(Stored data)
########

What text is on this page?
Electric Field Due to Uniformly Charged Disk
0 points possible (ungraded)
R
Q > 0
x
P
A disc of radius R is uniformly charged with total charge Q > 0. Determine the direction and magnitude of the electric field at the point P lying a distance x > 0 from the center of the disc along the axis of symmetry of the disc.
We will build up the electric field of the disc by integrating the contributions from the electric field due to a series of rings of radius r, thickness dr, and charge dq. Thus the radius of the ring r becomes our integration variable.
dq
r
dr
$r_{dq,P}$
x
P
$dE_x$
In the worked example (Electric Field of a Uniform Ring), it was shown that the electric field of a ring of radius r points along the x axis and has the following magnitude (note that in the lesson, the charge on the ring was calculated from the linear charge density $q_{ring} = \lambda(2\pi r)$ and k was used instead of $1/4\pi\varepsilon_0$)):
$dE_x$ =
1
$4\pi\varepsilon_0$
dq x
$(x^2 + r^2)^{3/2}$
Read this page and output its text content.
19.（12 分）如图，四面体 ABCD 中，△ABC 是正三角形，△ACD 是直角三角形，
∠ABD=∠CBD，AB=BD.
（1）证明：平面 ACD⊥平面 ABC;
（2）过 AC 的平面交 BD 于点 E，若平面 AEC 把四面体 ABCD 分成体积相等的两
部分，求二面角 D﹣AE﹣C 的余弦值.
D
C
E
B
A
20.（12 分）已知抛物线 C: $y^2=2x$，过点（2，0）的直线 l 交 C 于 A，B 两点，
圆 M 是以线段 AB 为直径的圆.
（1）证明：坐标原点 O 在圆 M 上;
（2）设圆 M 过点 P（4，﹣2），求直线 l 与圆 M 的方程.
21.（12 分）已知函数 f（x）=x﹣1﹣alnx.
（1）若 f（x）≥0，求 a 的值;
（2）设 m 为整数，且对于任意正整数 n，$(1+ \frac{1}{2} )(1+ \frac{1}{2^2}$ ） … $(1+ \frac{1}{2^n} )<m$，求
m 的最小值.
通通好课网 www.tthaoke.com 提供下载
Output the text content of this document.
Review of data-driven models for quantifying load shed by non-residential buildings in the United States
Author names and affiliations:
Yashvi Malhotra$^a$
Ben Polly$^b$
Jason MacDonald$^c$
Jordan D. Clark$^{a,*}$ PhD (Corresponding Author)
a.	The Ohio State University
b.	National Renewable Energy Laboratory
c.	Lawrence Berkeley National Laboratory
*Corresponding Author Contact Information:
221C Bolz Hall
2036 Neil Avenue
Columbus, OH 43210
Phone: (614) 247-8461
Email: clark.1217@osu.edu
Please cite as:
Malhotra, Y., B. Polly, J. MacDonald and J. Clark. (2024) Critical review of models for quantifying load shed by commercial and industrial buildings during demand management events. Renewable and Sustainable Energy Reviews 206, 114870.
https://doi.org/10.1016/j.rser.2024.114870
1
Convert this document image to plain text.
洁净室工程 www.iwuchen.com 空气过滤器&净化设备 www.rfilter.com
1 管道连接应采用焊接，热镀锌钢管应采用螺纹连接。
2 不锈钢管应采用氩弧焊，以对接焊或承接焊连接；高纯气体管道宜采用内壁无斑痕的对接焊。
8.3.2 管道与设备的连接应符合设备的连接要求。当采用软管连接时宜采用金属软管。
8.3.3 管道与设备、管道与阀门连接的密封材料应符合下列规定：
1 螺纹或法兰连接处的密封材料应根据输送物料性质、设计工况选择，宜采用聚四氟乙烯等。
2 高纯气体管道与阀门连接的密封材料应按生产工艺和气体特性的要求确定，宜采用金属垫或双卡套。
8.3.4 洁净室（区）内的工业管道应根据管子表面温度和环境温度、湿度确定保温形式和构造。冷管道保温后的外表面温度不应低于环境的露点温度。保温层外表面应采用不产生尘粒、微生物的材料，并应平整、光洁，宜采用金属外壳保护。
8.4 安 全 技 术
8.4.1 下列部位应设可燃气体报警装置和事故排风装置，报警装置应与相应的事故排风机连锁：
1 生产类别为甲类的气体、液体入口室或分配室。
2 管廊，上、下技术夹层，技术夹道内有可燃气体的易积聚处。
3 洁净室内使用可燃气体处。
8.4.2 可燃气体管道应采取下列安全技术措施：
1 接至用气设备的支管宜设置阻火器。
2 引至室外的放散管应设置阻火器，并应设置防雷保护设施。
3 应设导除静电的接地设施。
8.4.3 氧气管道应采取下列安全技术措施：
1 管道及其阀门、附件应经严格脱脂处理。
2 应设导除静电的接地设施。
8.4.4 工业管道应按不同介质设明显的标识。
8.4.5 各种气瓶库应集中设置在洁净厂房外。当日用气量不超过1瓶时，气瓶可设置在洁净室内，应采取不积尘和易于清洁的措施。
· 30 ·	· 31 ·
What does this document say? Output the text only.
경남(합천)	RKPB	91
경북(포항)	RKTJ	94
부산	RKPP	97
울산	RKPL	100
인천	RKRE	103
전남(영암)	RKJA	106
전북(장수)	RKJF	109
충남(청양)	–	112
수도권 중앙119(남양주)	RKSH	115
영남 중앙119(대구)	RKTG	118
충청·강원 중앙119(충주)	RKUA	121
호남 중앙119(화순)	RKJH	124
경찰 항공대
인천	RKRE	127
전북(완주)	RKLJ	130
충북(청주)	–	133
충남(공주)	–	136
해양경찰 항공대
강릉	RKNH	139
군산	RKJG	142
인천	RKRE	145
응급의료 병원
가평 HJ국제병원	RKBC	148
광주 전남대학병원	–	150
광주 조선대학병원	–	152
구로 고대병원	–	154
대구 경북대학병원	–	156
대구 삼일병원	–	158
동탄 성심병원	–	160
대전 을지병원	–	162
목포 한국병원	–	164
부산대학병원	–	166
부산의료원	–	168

########

GOAL: Give an exact repetition of all the material.

RESPONSE:
What text is on this page?
Electric Field Due to Uniformly Charged Disk
0 points possible (ungraded)
R
Q > 0
x
P
A disc of radius R is uniformly charged with total charge Q > 0. Determine the direction and magnitude of the electric field at the point P lying a distance x > 0 from the center of the disc along the axis of symmetry of the disc.
We will build up the electric field of the disc by integrating the contributions from the electric field due to a series of rings of radius r, thickness dr, and charge dq. Thus the radius of the ring r becomes our integration variable.
dq
r
dr
$r_{dq,P}$
x
P
$dE_x$
In the worked example (Electric Field of a Uniform Ring), it was shown that the electric field of a ring of radius r points along the x axis and has the following magnitude (note that in the lesson, the charge on the ring was calculated from the linear charge density $q_{ring} = \lambda(2\pi r)$ and k was used instead of $1/4\pi\varepsilon_0$)):
$dE_x$ =
1
$4\pi\varepsilon_0$
dq x
$(x^2 + r^2)^{3/2}$
Read this page and output its text content.
19.（12 分）如图，四面体 ABCD 中，△ABC 是正三角形，△ACD 是直角三角形，
∠ABD=∠CBD，AB=BD.
（1）证明：平面 ACD⊥平面 ABC;
（2）过 AC 的平面交 BD 于点 E，若平面 AEC 把四面体 ABCD 分成体积相等的两
部分，求二面角 D﹣AE﹣C 的余弦值.
D
C
E
B
A
20.（12 分）已知抛物线 C: $y^2=2x$，过点（2，0）的直线 l 交 C 于 A，B 两点，
圆 M 是以线段 AB 为直径的圆.
（1）证明：坐标原点 O 在圆 M 上;
（2）设圆 M 过点 P（4，﹣2），求直线 l 与圆 M 的方程.
21.（12 分）已知函数 f（x）=x﹣1﹣alnx.
（1）若 f（x）≥0，求 a 的值;
（2）设 m 为整数，且对于任意正整数 n，$(1+ \frac{1}{2} )(1+ \frac{1}{2^2}$ ） … $(1+ \frac{1}{2^n} )<m$，求
m 的最小值.
通通好课网 www.tthaoke.com 提供下载
Output the text content of this document.
Review of data-driven models for quantifying load shed by non-residential buildings in the United States
Author names and affiliations:
Yashvi Malhotra$^a$
Ben Polly$^b$
Jason MacDonald$^c$
Jordan D. Clark$^{a,*}$ PhD (Corresponding Author)
a.	The Ohio State University
b.	National Renewable Energy Laboratory
c.	Lawrence Berkeley National Laboratory
*Corresponding Author Contact Information:
221C Bolz Hall
2036 Neil Avenue
Columbus, OH 43210
Phone: (614) 247-8461
Email: clark.1217@osu.edu
Please cite as:
Malhotra, Y., B. Polly, J. MacDonald and J. Clark. (2024) Critical review of models for quantifying load shed by commercial and industrial buildings during demand management events. Renewable and Sustainable Energy Reviews 206, 114870.
https://doi.org/10.1016/j.rser.2024.114870
1
Convert this document image to plain text.
洁净室工程 www.iwuchen.com 空气过滤器&净化设备 www.rfilter.com
1 管道连接应采用焊接，热镀锌钢管应采用螺纹连接。
2 不锈钢管应采用氩弧焊，以对接焊或承接焊连接；高纯气体管道宜采用内壁无斑痕的对接焊。
8.3.2 管道与设备的连接应符合设备的连接要求。当采用软管连接时宜采用金属软管。
8.3.3 管道与设备、管道与阀门连接的密封材料应符合下列规定：
1 螺纹或法兰连接处的密封材料应根据输送物料性质、设计工况选择，宜采用聚四氟乙烯等。
2 高纯气体管道与阀门连接的密封材料应按生产工艺和气体特性的要求确定，宜采用金属垫或双卡套。
8.3.4 洁净室（区）内的工业管道应根据管子表面温度和环境温度、湿度确定保温形式和构造。冷管道保温后的外表面温度不应低于环境的露点温度。保温层外表面应采用不产生尘粒、微生物的材料，并应平整、光洁，宜采用金属外壳保护。
8.4 安 全 技 术
8.4.1 下列部位应设可燃气体报警装置和事故排风装置，报警装置应与相应的事故排风机连锁：
1 生产类别为甲类的气体、液体入口室或分配室。
2 管廊，上、下技术夹层，技术夹道内有可燃气体的易积聚处。
3 洁净室内使用可燃气体处。
8.4.2 可燃气体管道应采取下列安全技术措施：
1 接至用气设备的支管宜设置阻火器。
2 引至室外的放散管应设置阻火器，并应设置防雷保护设施。
3 应设导除静电的接地设施。
8.4.3 氧气管道应采取下列安全技术措施：
1 管道及其阀门、附件应经严格脱脂处理。
2 应设导除静电的接地设施。
8.4.4 工业管道应按不同介质设明显的标识。
8.4.5 各种气瓶库应集中设置在洁净厂房外。当日用气量不超过1瓶时，气瓶可设置在洁净室内，应采取不积尘和易于清洁的措施。
· 30 ·	· 31 ·
What does this document say? Output the text only.
경남(합천)	RKPB	91
경북(포항)	RKTJ	94
부산	RKPP	97
울산	RKPL	100
인천	RKRE	103
전남(영암)	RKJA	106
전북(장수)	RKJF	109
충남(청양)	–	112
수도권 중앙119(남양주)	RKSH	115
영남 중앙119(대구)	RKTG	118
충청·강원 중앙119(충주)	RKUA	121
호남 중앙119(화순)	RKJH	124
경찰 항공대
인천	RKRE	127
전북(완주)	RKLJ	130
충북(청주)	–	133
충남(공주)	–	136
해양경찰 항공대
강릉	RKNH	139
군산	RKJG	142
인천	RKRE	145
응급의료 병원
가평 HJ국제병원	RKBC	148
광주 전남대학병원	–	150
광주 조선대학병원	–	152
구로 고대병원	–	154
대구 경북대학병원	–	156
대구 삼일병원	–	158
동탄 성심병원	–	160
대전 을지병원	–	162
목포 한국병원	–	164
부산대학병원	–	166
부산의료원	–	168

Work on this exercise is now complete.